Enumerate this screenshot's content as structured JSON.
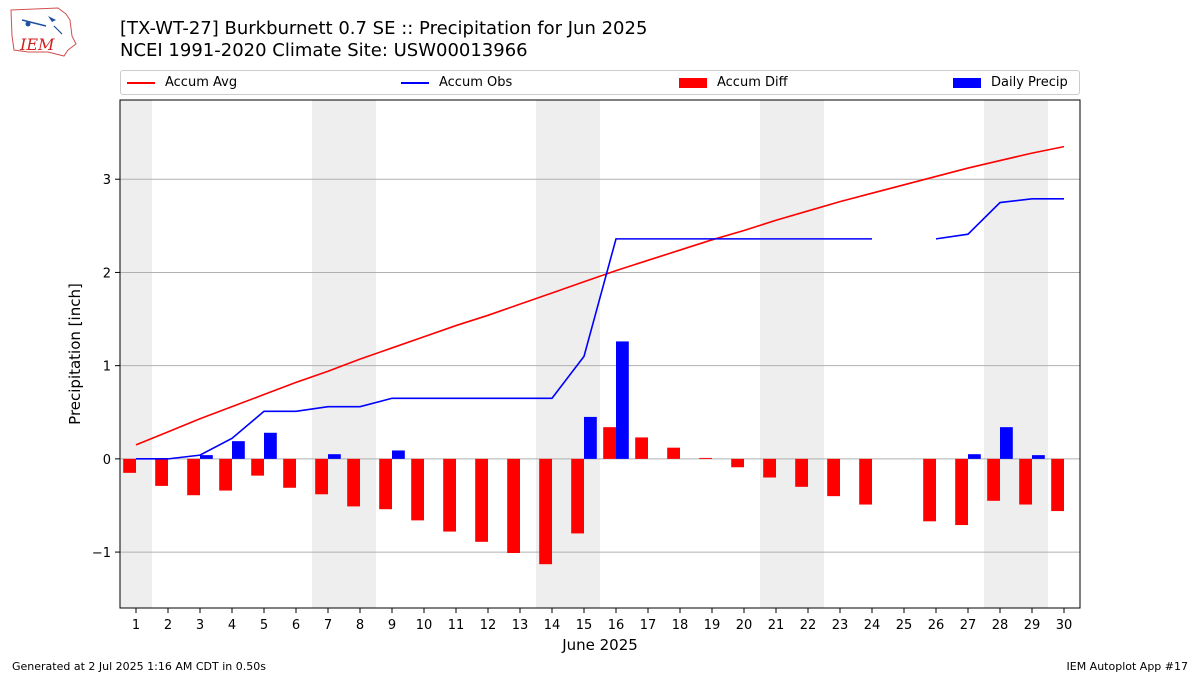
{
  "header": {
    "title_line1": "[TX-WT-27] Burkburnett 0.7 SE :: Precipitation for Jun 2025",
    "title_line2": "NCEI 1991-2020 Climate Site: USW00013966",
    "logo_text": "IEM"
  },
  "footer": {
    "left": "Generated at 2 Jul 2025 1:16 AM CDT in 0.50s",
    "right": "IEM Autoplot App #17"
  },
  "colors": {
    "accum_avg": "#ff0000",
    "accum_obs": "#0000ff",
    "accum_diff": "#ff0000",
    "daily_precip": "#0000ff",
    "weekend_shade": "#eeeeee",
    "grid": "#b0b0b0"
  },
  "chart_data": {
    "type": "bar",
    "xlabel": "June 2025",
    "ylabel": "Precipitation [inch]",
    "xlim": [
      0.5,
      30.5
    ],
    "ylim": [
      -1.6,
      3.85
    ],
    "yticks": [
      -1,
      0,
      1,
      2,
      3
    ],
    "ytick_labels": [
      "−1",
      "0",
      "1",
      "2",
      "3"
    ],
    "grid": "horizontal",
    "legend_position": "top",
    "days": [
      1,
      2,
      3,
      4,
      5,
      6,
      7,
      8,
      9,
      10,
      11,
      12,
      13,
      14,
      15,
      16,
      17,
      18,
      19,
      20,
      21,
      22,
      23,
      24,
      25,
      26,
      27,
      28,
      29,
      30
    ],
    "weekend_days": [
      1,
      7,
      8,
      14,
      15,
      21,
      22,
      28,
      29
    ],
    "series": [
      {
        "name": "Accum Avg",
        "kind": "line",
        "values": [
          0.15,
          0.29,
          0.43,
          0.56,
          0.69,
          0.82,
          0.94,
          1.07,
          1.19,
          1.31,
          1.43,
          1.54,
          1.66,
          1.78,
          1.9,
          2.02,
          2.13,
          2.24,
          2.35,
          2.45,
          2.56,
          2.66,
          2.76,
          2.85,
          2.94,
          3.03,
          3.12,
          3.2,
          3.28,
          3.35
        ]
      },
      {
        "name": "Accum Obs",
        "kind": "line",
        "values": [
          0.0,
          0.0,
          0.04,
          0.22,
          0.51,
          0.51,
          0.56,
          0.56,
          0.65,
          0.65,
          0.65,
          0.65,
          0.65,
          0.65,
          1.1,
          2.36,
          2.36,
          2.36,
          2.36,
          2.36,
          2.36,
          2.36,
          2.36,
          2.36,
          null,
          2.36,
          2.41,
          2.75,
          2.79,
          2.79
        ]
      },
      {
        "name": "Accum Diff",
        "kind": "bar",
        "values": [
          -0.15,
          -0.29,
          -0.39,
          -0.34,
          -0.18,
          -0.31,
          -0.38,
          -0.51,
          -0.54,
          -0.66,
          -0.78,
          -0.89,
          -1.01,
          -1.13,
          -0.8,
          0.34,
          0.23,
          0.12,
          0.01,
          -0.09,
          -0.2,
          -0.3,
          -0.4,
          -0.49,
          null,
          -0.67,
          -0.71,
          -0.45,
          -0.49,
          -0.56
        ]
      },
      {
        "name": "Daily Precip",
        "kind": "bar",
        "values": [
          0,
          0,
          0.04,
          0.19,
          0.28,
          0,
          0.05,
          0,
          0.09,
          0,
          0,
          0,
          0,
          0,
          0.45,
          1.26,
          0,
          0,
          0,
          0,
          0,
          0,
          0,
          0,
          null,
          0,
          0.05,
          0.34,
          0.04,
          0
        ]
      }
    ]
  }
}
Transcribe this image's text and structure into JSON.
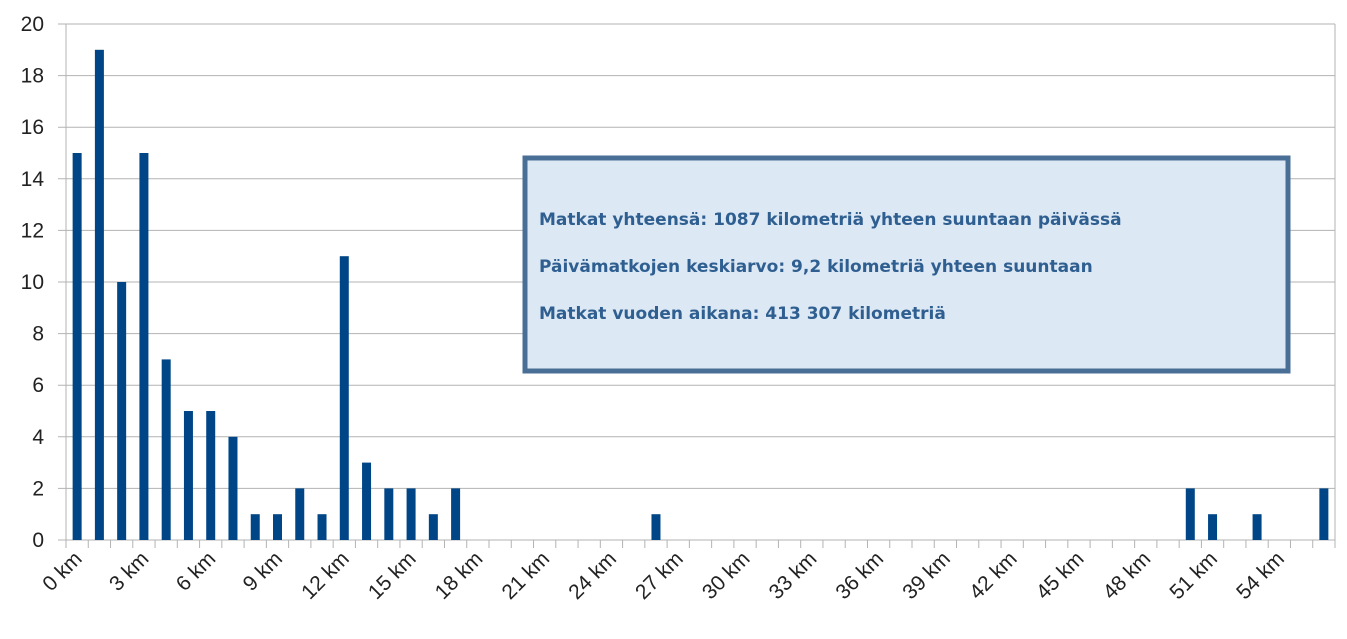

[What you have to do]
Reproduce each line of the records exactly, and omit every picture.

[Completed exercise]
Enumerate this screenshot's content as structured JSON.
{
  "header": {
    "title_line1": "[TX-WT-27] Burkburnett 0.7 SE :: Precipitation for Jun 2025",
    "title_line2": "NCEI 1991-2020 Climate Site: USW00013966",
    "logo_text": "IEM"
  },
  "footer": {
    "left": "Generated at 2 Jul 2025 1:16 AM CDT in 0.50s",
    "right": "IEM Autoplot App #17"
  },
  "colors": {
    "accum_avg": "#ff0000",
    "accum_obs": "#0000ff",
    "accum_diff": "#ff0000",
    "daily_precip": "#0000ff",
    "weekend_shade": "#eeeeee",
    "grid": "#b0b0b0"
  },
  "chart_data": {
    "type": "bar",
    "xlabel": "June 2025",
    "ylabel": "Precipitation [inch]",
    "xlim": [
      0.5,
      30.5
    ],
    "ylim": [
      -1.6,
      3.85
    ],
    "yticks": [
      -1,
      0,
      1,
      2,
      3
    ],
    "ytick_labels": [
      "−1",
      "0",
      "1",
      "2",
      "3"
    ],
    "grid": "horizontal",
    "legend_position": "top",
    "days": [
      1,
      2,
      3,
      4,
      5,
      6,
      7,
      8,
      9,
      10,
      11,
      12,
      13,
      14,
      15,
      16,
      17,
      18,
      19,
      20,
      21,
      22,
      23,
      24,
      25,
      26,
      27,
      28,
      29,
      30
    ],
    "weekend_days": [
      1,
      7,
      8,
      14,
      15,
      21,
      22,
      28,
      29
    ],
    "series": [
      {
        "name": "Accum Avg",
        "kind": "line",
        "values": [
          0.15,
          0.29,
          0.43,
          0.56,
          0.69,
          0.82,
          0.94,
          1.07,
          1.19,
          1.31,
          1.43,
          1.54,
          1.66,
          1.78,
          1.9,
          2.02,
          2.13,
          2.24,
          2.35,
          2.45,
          2.56,
          2.66,
          2.76,
          2.85,
          2.94,
          3.03,
          3.12,
          3.2,
          3.28,
          3.35
        ]
      },
      {
        "name": "Accum Obs",
        "kind": "line",
        "values": [
          0.0,
          0.0,
          0.04,
          0.22,
          0.51,
          0.51,
          0.56,
          0.56,
          0.65,
          0.65,
          0.65,
          0.65,
          0.65,
          0.65,
          1.1,
          2.36,
          2.36,
          2.36,
          2.36,
          2.36,
          2.36,
          2.36,
          2.36,
          2.36,
          null,
          2.36,
          2.41,
          2.75,
          2.79,
          2.79
        ]
      },
      {
        "name": "Accum Diff",
        "kind": "bar",
        "values": [
          -0.15,
          -0.29,
          -0.39,
          -0.34,
          -0.18,
          -0.31,
          -0.38,
          -0.51,
          -0.54,
          -0.66,
          -0.78,
          -0.89,
          -1.01,
          -1.13,
          -0.8,
          0.34,
          0.23,
          0.12,
          0.01,
          -0.09,
          -0.2,
          -0.3,
          -0.4,
          -0.49,
          null,
          -0.67,
          -0.71,
          -0.45,
          -0.49,
          -0.56
        ]
      },
      {
        "name": "Daily Precip",
        "kind": "bar",
        "values": [
          0,
          0,
          0.04,
          0.19,
          0.28,
          0,
          0.05,
          0,
          0.09,
          0,
          0,
          0,
          0,
          0,
          0.45,
          1.26,
          0,
          0,
          0,
          0,
          0,
          0,
          0,
          0,
          null,
          0,
          0.05,
          0.34,
          0.04,
          0
        ]
      }
    ]
  }
}
Transcribe this image's text and structure into JSON.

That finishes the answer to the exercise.